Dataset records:
>>>>

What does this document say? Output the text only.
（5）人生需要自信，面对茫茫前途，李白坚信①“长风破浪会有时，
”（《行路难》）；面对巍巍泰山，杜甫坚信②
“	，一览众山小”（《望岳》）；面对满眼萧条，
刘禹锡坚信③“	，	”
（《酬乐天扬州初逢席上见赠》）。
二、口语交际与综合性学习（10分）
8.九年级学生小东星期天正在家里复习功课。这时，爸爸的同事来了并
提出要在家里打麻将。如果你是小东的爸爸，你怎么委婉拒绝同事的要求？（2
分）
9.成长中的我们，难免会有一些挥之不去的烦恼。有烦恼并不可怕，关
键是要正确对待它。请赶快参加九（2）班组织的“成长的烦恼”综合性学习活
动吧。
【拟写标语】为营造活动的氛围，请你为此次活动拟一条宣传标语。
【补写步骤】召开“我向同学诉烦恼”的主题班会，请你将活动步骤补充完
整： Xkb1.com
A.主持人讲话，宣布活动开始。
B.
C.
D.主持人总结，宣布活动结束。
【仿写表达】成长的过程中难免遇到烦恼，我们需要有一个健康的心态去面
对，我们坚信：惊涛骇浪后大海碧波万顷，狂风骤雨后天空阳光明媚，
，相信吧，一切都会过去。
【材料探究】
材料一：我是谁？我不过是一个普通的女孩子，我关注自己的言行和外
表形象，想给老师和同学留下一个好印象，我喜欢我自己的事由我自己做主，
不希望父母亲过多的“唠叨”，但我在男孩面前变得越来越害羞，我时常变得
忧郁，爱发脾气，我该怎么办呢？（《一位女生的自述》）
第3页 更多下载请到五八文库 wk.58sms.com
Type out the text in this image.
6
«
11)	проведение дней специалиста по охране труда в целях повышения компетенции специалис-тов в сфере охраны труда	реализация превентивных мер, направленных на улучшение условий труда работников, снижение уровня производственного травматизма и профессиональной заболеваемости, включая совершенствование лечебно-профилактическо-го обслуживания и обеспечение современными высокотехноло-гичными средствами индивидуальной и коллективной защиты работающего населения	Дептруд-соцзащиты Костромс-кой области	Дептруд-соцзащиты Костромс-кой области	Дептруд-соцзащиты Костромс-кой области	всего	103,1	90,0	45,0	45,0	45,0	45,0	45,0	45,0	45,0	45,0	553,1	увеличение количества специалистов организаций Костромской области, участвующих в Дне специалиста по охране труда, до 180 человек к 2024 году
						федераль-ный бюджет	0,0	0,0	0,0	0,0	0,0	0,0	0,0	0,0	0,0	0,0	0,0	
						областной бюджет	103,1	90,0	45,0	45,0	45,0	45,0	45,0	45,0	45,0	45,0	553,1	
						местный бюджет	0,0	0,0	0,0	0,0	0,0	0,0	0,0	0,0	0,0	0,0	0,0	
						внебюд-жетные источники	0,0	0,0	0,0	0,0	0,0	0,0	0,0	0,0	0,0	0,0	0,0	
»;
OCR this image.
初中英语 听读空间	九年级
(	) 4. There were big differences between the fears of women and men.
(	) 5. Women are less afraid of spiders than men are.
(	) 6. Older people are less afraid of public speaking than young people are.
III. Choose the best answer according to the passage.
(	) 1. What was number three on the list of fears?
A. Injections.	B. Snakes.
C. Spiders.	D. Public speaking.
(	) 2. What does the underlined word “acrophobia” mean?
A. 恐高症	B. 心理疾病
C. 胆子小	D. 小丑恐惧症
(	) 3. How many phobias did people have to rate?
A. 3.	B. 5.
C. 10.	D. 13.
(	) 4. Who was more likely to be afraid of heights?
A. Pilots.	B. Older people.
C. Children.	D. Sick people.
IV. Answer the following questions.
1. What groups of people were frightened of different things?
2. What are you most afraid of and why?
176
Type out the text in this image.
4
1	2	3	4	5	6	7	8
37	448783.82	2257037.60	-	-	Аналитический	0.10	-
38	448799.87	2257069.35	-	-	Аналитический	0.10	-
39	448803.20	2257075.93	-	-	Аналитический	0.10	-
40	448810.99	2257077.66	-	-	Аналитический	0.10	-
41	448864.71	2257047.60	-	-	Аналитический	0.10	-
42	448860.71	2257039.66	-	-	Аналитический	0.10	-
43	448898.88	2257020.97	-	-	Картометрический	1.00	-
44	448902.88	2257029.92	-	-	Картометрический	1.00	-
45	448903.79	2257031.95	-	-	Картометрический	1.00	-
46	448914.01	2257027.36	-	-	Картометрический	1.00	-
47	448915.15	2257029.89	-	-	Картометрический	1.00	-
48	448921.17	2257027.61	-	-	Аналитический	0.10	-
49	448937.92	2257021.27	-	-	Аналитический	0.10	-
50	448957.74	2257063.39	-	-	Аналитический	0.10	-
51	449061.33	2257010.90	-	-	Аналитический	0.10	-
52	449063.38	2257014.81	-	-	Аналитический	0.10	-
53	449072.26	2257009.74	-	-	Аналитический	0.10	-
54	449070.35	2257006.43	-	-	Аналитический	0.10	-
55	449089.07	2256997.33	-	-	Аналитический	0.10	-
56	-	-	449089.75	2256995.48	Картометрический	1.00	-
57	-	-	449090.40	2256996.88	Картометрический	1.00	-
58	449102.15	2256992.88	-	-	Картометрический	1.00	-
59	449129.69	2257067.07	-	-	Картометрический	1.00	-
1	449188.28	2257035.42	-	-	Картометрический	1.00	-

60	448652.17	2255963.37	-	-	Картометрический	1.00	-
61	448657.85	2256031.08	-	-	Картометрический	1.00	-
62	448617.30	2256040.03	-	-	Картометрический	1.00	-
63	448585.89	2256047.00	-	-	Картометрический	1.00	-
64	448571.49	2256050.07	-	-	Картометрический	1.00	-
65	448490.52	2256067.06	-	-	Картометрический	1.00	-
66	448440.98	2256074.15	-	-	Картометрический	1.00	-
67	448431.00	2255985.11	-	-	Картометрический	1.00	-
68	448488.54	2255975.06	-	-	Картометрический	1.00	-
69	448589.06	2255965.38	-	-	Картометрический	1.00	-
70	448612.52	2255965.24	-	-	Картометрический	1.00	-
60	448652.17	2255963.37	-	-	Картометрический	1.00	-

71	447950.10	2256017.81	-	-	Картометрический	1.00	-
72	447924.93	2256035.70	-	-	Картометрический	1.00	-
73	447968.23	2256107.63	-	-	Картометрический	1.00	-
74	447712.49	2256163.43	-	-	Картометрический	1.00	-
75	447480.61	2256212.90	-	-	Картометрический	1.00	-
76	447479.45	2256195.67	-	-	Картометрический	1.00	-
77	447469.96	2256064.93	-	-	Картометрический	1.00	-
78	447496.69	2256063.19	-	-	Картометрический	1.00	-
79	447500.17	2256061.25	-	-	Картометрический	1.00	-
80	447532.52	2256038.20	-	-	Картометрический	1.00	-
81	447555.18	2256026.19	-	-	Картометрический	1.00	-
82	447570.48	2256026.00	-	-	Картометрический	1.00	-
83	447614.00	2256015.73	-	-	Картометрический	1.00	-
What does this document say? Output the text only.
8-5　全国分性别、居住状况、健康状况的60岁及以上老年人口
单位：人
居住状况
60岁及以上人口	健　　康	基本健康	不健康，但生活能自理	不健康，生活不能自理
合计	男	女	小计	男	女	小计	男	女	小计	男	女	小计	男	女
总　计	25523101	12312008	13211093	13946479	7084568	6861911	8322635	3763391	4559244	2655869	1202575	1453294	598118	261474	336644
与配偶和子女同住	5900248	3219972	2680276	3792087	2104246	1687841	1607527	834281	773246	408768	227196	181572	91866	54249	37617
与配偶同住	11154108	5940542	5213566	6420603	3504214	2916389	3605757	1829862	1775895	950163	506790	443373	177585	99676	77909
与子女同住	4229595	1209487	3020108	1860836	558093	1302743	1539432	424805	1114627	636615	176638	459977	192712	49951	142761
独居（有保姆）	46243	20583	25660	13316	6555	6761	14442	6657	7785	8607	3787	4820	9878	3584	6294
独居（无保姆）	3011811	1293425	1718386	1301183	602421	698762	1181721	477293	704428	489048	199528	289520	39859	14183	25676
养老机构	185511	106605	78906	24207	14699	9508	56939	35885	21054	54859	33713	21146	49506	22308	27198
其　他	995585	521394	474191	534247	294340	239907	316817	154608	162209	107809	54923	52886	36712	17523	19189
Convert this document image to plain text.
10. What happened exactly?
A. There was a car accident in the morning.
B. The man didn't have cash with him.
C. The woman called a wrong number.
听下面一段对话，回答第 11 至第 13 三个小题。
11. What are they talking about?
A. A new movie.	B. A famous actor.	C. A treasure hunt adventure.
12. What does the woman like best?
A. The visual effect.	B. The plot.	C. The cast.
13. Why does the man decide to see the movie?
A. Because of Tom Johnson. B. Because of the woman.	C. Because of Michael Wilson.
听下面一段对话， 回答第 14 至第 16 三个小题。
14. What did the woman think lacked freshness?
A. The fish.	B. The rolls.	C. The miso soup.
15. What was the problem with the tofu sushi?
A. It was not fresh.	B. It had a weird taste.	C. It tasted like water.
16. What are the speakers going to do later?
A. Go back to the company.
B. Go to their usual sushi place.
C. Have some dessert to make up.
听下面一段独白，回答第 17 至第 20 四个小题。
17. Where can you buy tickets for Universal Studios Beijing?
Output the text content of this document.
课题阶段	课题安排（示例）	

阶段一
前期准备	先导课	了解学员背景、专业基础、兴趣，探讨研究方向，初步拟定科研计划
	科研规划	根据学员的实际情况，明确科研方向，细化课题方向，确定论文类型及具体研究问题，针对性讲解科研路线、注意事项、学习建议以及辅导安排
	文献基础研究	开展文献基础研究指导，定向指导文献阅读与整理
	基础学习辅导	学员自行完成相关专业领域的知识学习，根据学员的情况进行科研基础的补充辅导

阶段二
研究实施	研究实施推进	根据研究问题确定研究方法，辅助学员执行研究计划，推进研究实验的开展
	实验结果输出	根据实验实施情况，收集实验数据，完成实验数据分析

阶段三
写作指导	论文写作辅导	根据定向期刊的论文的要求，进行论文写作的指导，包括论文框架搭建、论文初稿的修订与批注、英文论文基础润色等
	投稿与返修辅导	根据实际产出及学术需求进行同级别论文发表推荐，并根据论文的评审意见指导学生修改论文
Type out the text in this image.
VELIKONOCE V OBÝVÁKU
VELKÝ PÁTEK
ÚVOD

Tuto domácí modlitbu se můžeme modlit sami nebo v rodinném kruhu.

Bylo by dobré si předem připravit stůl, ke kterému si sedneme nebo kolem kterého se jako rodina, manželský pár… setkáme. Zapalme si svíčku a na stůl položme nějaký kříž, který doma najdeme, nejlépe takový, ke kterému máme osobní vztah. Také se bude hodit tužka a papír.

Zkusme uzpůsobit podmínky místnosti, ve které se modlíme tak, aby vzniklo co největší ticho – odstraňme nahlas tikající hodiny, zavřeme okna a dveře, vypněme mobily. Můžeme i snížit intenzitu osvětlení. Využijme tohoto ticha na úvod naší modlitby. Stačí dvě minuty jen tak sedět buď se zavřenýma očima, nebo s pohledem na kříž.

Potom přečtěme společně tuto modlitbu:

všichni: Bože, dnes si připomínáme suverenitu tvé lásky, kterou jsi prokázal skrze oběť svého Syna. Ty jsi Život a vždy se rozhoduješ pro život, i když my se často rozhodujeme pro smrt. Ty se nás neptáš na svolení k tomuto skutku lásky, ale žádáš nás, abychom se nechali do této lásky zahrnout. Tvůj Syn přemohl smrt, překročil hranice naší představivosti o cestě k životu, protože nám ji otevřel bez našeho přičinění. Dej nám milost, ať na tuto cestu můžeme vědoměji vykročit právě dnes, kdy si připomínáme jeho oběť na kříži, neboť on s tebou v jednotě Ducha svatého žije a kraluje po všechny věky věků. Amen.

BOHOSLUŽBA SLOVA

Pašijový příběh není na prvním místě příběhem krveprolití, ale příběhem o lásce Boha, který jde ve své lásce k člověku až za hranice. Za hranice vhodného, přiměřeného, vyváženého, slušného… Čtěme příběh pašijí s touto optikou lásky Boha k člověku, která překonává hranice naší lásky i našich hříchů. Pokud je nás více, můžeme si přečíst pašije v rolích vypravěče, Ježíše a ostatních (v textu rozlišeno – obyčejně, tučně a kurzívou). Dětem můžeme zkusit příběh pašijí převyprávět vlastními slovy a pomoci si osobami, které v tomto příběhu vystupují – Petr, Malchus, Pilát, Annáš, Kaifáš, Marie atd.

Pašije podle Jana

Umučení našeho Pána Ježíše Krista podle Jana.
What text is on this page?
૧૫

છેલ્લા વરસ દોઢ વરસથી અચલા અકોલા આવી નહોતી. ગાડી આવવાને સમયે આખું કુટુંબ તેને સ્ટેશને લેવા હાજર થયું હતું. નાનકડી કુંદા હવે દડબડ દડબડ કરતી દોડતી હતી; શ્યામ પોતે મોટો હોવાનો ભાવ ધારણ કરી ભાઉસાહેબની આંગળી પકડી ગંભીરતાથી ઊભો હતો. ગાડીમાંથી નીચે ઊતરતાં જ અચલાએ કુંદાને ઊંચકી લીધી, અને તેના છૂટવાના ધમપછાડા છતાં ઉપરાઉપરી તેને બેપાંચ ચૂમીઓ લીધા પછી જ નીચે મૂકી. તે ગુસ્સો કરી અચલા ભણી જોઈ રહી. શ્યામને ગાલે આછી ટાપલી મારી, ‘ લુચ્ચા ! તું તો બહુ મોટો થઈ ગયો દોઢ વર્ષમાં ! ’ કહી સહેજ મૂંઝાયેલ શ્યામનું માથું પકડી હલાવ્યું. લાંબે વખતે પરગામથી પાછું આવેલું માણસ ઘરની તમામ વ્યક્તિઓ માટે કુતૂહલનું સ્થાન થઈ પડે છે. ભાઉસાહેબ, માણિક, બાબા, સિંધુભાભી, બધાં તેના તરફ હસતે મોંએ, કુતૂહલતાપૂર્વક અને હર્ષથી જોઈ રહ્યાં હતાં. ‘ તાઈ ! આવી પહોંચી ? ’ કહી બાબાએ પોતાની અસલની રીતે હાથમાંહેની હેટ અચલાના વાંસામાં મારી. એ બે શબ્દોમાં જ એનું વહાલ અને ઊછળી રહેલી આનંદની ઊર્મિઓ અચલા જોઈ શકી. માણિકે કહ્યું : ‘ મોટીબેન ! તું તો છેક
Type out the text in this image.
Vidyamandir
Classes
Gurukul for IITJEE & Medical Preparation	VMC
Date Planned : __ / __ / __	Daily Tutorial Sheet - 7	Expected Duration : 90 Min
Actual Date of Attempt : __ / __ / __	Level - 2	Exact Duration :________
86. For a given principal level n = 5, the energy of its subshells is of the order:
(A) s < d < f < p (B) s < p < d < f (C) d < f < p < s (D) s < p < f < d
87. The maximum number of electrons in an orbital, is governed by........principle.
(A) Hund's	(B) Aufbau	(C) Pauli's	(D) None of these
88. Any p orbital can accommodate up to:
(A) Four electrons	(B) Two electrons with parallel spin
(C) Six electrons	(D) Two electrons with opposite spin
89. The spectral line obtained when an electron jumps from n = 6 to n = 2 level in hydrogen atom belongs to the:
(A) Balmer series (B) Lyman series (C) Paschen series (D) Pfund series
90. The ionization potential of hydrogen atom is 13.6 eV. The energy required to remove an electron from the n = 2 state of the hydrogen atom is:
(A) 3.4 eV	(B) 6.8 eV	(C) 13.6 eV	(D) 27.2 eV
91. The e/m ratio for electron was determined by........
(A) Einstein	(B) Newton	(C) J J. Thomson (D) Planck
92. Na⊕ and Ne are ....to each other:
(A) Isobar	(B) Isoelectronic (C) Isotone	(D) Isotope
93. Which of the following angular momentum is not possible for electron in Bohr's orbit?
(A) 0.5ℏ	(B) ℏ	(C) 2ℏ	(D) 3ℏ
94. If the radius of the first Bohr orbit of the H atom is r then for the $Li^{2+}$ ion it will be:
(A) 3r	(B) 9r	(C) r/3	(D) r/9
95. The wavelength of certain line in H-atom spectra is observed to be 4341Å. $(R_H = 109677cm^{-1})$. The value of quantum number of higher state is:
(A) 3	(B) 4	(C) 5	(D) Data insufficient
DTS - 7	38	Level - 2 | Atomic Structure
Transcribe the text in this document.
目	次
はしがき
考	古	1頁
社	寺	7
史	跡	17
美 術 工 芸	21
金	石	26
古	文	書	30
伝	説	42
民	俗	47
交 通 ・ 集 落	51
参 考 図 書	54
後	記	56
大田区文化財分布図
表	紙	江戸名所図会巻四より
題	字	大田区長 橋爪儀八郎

<<<<

▶ _Challenge_: Show each line in the entries that holds the string "hydrogen".

▶ _Output below_:
89. The spectral line obtained when an electron jumps from n = 6 to n = 2 level in hydrogen atom belongs to the:
90. The ionization potential of hydrogen atom is 13.6 eV. The energy required to remove an electron from the n = 2 state of the hydrogen atom is:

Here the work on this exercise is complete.